### WHAT TO WORK ON
Gather the lines that hold the string "title".

Source data

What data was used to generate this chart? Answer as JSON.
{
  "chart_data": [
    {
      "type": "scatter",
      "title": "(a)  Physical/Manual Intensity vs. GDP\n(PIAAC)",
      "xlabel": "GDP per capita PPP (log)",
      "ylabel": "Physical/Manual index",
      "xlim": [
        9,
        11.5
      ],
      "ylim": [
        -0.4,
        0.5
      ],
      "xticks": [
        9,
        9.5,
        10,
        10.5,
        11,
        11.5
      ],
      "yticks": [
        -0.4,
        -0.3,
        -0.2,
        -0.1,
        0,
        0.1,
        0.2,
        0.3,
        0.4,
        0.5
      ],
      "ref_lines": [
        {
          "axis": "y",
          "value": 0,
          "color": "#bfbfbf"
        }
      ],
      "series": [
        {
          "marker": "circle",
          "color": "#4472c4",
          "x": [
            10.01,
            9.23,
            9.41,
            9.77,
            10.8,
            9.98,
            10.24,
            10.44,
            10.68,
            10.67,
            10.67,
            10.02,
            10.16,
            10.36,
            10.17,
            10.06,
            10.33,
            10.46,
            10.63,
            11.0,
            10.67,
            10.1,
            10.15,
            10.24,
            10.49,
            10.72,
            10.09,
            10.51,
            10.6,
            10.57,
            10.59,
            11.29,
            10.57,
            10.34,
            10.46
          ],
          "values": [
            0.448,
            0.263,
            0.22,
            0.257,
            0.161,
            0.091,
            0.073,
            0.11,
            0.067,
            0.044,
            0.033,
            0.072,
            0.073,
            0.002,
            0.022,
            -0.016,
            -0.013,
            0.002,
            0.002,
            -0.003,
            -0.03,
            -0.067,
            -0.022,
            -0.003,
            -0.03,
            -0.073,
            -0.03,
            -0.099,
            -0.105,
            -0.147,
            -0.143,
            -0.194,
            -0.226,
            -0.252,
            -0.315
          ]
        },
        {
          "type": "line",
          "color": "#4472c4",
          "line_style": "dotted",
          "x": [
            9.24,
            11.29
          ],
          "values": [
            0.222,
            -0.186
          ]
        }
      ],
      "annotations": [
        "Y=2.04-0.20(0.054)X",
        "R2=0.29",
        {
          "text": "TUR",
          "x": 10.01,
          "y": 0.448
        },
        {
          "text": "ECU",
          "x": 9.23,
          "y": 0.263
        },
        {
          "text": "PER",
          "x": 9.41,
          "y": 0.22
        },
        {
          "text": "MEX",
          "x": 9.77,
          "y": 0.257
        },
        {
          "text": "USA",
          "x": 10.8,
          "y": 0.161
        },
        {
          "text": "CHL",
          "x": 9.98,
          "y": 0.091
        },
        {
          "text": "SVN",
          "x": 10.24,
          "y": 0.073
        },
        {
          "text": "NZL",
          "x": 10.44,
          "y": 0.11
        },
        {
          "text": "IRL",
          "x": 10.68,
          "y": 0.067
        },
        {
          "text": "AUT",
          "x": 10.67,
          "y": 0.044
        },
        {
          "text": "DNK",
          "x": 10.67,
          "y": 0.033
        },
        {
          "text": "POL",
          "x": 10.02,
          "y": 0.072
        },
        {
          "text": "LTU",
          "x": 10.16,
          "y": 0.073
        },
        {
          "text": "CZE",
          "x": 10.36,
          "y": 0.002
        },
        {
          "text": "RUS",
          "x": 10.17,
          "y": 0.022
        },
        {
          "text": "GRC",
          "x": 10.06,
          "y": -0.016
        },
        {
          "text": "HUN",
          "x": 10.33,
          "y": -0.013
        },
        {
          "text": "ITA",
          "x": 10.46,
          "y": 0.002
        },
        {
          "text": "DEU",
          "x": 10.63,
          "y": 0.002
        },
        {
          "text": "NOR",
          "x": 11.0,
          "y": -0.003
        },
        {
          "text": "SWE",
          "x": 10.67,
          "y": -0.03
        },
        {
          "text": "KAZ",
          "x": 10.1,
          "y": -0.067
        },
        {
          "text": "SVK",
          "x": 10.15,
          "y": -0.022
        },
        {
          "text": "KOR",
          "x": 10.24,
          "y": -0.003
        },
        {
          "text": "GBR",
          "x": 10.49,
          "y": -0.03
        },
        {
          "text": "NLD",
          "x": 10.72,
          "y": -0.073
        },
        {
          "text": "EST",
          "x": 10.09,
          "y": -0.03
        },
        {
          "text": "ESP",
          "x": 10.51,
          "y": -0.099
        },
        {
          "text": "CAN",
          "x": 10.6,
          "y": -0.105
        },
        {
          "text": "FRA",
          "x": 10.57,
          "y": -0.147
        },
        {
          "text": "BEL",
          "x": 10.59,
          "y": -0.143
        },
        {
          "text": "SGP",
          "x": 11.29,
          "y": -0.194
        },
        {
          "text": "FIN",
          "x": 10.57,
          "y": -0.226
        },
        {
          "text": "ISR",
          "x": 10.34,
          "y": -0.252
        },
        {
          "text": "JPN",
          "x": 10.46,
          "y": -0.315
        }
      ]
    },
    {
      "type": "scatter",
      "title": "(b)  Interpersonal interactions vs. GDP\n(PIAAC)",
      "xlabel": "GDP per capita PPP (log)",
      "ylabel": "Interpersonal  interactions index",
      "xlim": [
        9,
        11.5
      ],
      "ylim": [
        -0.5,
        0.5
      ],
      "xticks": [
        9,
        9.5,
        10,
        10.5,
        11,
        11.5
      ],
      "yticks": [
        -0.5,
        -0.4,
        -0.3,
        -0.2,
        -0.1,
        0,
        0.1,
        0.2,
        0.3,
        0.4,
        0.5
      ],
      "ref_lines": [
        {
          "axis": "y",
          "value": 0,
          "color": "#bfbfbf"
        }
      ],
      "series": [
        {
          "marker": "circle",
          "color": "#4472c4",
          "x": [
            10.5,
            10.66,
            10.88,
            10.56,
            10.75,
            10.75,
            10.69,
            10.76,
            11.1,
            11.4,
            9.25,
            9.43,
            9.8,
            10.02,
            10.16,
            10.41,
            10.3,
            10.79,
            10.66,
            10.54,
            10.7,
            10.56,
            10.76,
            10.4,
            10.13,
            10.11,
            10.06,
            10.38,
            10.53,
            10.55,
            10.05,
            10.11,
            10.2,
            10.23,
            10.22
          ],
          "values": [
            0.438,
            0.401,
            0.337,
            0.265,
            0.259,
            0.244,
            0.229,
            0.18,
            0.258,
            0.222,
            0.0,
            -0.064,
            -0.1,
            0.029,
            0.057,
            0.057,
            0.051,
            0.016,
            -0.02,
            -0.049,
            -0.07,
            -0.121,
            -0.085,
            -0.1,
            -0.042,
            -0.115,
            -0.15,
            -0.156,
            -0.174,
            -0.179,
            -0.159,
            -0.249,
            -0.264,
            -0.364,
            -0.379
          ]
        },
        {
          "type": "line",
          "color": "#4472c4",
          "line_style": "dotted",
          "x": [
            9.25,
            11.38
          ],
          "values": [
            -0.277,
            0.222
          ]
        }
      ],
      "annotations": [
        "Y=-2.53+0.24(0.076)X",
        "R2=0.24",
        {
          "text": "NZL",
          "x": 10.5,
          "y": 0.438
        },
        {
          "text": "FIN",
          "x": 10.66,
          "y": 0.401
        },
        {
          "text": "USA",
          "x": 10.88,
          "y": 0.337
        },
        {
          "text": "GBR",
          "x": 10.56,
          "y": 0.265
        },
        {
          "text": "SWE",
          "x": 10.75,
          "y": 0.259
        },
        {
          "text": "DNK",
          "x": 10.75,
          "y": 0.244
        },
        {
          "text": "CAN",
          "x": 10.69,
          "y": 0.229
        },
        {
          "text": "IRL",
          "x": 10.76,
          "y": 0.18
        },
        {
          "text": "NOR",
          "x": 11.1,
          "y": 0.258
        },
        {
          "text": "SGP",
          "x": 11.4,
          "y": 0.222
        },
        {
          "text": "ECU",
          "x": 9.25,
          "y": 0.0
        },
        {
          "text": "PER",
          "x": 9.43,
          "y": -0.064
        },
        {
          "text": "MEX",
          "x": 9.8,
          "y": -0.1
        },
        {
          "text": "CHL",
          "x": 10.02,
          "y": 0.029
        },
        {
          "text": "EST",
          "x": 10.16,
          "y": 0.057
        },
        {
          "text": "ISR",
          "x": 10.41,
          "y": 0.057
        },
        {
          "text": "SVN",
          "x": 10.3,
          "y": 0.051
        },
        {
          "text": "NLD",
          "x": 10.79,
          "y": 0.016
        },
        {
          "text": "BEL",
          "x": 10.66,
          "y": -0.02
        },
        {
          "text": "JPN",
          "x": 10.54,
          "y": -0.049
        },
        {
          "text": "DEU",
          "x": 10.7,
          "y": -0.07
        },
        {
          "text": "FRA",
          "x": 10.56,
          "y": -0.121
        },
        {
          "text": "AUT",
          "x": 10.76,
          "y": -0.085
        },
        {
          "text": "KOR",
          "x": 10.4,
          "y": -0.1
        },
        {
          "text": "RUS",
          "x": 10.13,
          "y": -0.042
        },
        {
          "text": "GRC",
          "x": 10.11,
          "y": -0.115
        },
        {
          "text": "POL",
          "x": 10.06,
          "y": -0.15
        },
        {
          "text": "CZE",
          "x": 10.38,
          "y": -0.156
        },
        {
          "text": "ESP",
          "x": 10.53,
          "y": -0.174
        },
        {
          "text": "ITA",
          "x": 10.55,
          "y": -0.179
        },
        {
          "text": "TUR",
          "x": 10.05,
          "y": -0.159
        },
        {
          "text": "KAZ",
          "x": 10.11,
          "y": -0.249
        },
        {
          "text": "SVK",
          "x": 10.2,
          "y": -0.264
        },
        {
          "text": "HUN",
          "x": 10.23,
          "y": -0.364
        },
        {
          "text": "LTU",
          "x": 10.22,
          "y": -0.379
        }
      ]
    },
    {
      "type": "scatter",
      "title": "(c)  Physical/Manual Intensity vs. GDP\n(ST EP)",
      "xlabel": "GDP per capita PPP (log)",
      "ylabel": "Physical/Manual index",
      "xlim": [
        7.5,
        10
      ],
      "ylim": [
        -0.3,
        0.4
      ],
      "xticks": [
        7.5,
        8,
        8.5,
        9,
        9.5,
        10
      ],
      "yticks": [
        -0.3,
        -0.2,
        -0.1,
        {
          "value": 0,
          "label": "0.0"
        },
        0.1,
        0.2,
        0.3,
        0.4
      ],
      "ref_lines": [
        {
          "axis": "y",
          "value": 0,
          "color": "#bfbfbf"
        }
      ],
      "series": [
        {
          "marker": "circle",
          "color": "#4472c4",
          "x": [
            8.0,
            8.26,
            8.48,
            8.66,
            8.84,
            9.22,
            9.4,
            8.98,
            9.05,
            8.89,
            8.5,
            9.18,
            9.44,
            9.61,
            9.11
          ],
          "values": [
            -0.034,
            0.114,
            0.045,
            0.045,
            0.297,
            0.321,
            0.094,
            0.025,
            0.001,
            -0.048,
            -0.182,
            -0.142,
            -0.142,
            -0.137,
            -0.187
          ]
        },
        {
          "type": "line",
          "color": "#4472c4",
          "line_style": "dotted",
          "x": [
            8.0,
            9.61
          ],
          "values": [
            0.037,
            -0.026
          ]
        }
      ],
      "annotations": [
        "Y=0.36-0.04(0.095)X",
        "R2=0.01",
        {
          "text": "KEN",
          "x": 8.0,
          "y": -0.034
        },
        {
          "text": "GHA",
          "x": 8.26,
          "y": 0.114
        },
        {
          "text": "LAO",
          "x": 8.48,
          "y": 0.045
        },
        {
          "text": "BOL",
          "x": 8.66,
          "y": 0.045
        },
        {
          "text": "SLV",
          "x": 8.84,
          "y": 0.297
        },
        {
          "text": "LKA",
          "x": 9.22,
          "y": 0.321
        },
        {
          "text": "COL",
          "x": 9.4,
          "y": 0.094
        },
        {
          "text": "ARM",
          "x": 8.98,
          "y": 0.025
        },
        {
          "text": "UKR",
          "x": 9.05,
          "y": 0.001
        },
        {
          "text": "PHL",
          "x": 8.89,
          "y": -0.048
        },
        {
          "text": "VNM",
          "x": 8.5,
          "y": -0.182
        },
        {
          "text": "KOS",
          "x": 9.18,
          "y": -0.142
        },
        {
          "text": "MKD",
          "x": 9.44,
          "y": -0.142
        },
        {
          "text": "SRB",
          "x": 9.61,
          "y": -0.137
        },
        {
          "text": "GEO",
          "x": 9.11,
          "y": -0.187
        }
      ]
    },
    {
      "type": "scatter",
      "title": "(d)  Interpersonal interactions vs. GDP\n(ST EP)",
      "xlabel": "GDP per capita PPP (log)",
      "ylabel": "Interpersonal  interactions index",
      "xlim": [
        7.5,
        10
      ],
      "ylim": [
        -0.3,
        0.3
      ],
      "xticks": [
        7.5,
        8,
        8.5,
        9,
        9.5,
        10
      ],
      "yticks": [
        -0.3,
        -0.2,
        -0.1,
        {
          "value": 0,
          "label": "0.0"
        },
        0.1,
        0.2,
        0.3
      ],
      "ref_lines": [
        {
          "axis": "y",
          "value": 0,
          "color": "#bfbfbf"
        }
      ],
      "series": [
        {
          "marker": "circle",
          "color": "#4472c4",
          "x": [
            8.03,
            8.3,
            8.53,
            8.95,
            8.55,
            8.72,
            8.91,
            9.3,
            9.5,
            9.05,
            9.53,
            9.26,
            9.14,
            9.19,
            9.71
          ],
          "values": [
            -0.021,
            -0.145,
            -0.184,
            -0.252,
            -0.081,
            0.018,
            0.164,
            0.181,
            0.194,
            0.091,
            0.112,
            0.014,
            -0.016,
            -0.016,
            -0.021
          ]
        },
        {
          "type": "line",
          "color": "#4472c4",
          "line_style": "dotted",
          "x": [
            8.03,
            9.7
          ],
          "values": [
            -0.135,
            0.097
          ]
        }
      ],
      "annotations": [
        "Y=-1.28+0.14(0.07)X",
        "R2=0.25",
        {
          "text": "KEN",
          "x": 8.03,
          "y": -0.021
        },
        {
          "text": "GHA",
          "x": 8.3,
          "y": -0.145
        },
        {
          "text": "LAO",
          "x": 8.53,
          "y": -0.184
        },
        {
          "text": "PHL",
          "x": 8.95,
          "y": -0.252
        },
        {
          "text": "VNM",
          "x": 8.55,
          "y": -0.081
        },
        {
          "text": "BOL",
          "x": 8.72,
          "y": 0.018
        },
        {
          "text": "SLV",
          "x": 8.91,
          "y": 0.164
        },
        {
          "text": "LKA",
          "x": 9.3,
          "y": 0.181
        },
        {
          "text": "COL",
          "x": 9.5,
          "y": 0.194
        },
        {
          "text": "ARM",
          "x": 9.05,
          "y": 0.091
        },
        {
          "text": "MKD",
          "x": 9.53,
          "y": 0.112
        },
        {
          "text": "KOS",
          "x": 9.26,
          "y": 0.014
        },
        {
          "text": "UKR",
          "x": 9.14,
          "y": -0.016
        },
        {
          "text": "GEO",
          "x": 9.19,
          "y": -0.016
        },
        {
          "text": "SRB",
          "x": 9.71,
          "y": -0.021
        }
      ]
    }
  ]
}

### OUTPUT BELOW
      "title": "(a)  Physical/Manual Intensity vs. GDP\n(PIAAC)",
      "title": "(b)  Interpersonal interactions vs. GDP\n(PIAAC)",
      "title": "(c)  Physical/Manual Intensity vs. GDP\n(ST EP)",
      "title": "(d)  Interpersonal interactions vs. GDP\n(ST EP)",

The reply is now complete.